> **GIVEN TASK**
Report every line below that holds the word "password".

## BEGIN

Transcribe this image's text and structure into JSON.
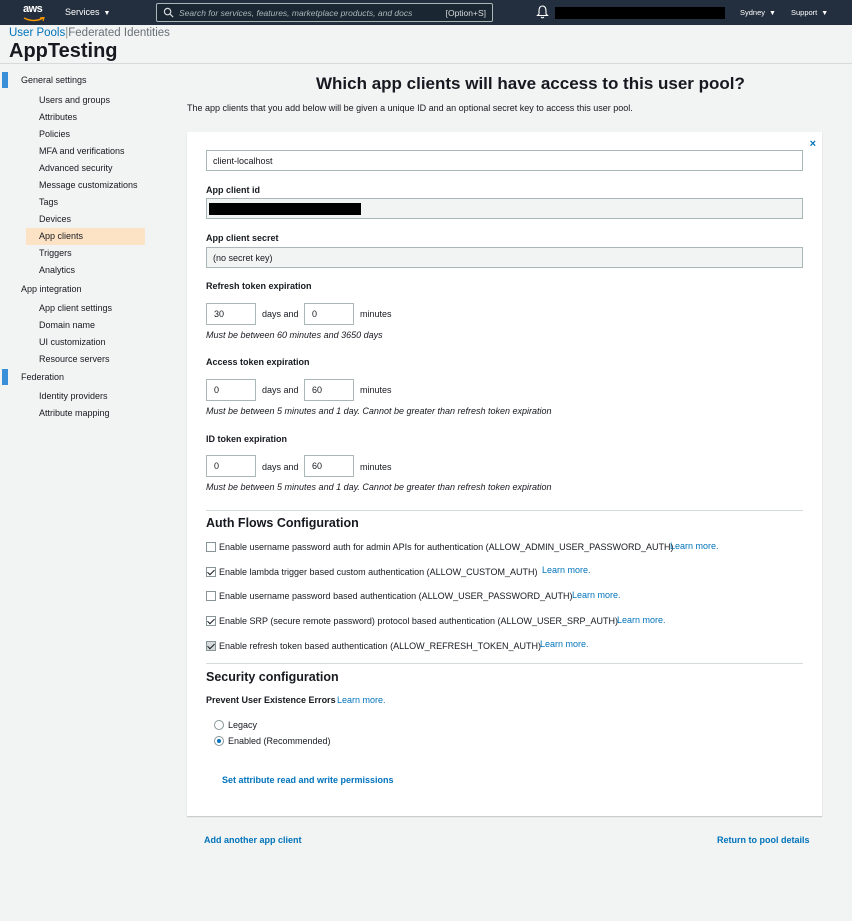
{
  "topnav": {
    "logo_text": "aws",
    "services_label": "Services",
    "search_placeholder": "Search for services, features, marketplace products, and docs",
    "search_shortcut": "[Option+S]",
    "region_label": "Sydney",
    "support_label": "Support"
  },
  "breadcrumb": {
    "user_pools": "User Pools",
    "separator": "|",
    "federated": "Federated Identities"
  },
  "pool_name": "AppTesting",
  "sidebar": {
    "sections": [
      {
        "label": "General settings"
      },
      {
        "label": "App integration"
      },
      {
        "label": "Federation"
      }
    ],
    "general_items": [
      "Users and groups",
      "Attributes",
      "Policies",
      "MFA and verifications",
      "Advanced security",
      "Message customizations",
      "Tags",
      "Devices",
      "App clients",
      "Triggers",
      "Analytics"
    ],
    "integration_items": [
      "App client settings",
      "Domain name",
      "UI customization",
      "Resource servers"
    ],
    "federation_items": [
      "Identity providers",
      "Attribute mapping"
    ]
  },
  "main": {
    "heading": "Which app clients will have access to this user pool?",
    "subtext": "The app clients that you add below will be given a unique ID and an optional secret key to access this user pool.",
    "close_icon": "×",
    "client_name": "client-localhost",
    "app_client_id_label": "App client id",
    "app_client_secret_label": "App client secret",
    "app_client_secret_value": "(no secret key)",
    "refresh": {
      "label": "Refresh token expiration",
      "days": "30",
      "minutes": "0",
      "hint": "Must be between 60 minutes and 3650 days"
    },
    "access": {
      "label": "Access token expiration",
      "days": "0",
      "minutes": "60",
      "hint": "Must be between 5 minutes and 1 day. Cannot be greater than refresh token expiration"
    },
    "idtoken": {
      "label": "ID token expiration",
      "days": "0",
      "minutes": "60",
      "hint": "Must be between 5 minutes and 1 day. Cannot be greater than refresh token expiration"
    },
    "days_and": "days and",
    "minutes_unit": "minutes",
    "auth_flows_heading": "Auth Flows Configuration",
    "auth_flows": [
      {
        "label": "Enable username password auth for admin APIs for authentication (ALLOW_ADMIN_USER_PASSWORD_AUTH)",
        "checked": false
      },
      {
        "label": "Enable lambda trigger based custom authentication (ALLOW_CUSTOM_AUTH)",
        "checked": true
      },
      {
        "label": "Enable username password based authentication (ALLOW_USER_PASSWORD_AUTH)",
        "checked": false
      },
      {
        "label": "Enable SRP (secure remote password) protocol based authentication (ALLOW_USER_SRP_AUTH)",
        "checked": true
      },
      {
        "label": "Enable refresh token based authentication (ALLOW_REFRESH_TOKEN_AUTH)",
        "checked": true
      }
    ],
    "learn_more": "Learn more.",
    "security_heading": "Security configuration",
    "prevent_label": "Prevent User Existence Errors",
    "radio_legacy": "Legacy",
    "radio_enabled": "Enabled (Recommended)",
    "set_attr_link": "Set attribute read and write permissions",
    "add_client_link": "Add another app client",
    "return_link": "Return to pool details"
  },
  "colors": {
    "nav_bg": "#232f3e",
    "link": "#0073bb",
    "active_bg": "#fde3c6",
    "section_bar": "#3a8fd9"
  }
}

## END

> **SOLUTION FOR THIS EXERCISE**
        "label": "Enable username password auth for admin APIs for authentication (ALLOW_ADMIN_USER_PASSWORD_AUTH)",
        "label": "Enable username password based authentication (ALLOW_USER_PASSWORD_AUTH)",
        "label": "Enable SRP (secure remote password) protocol based authentication (ALLOW_USER_SRP_AUTH)",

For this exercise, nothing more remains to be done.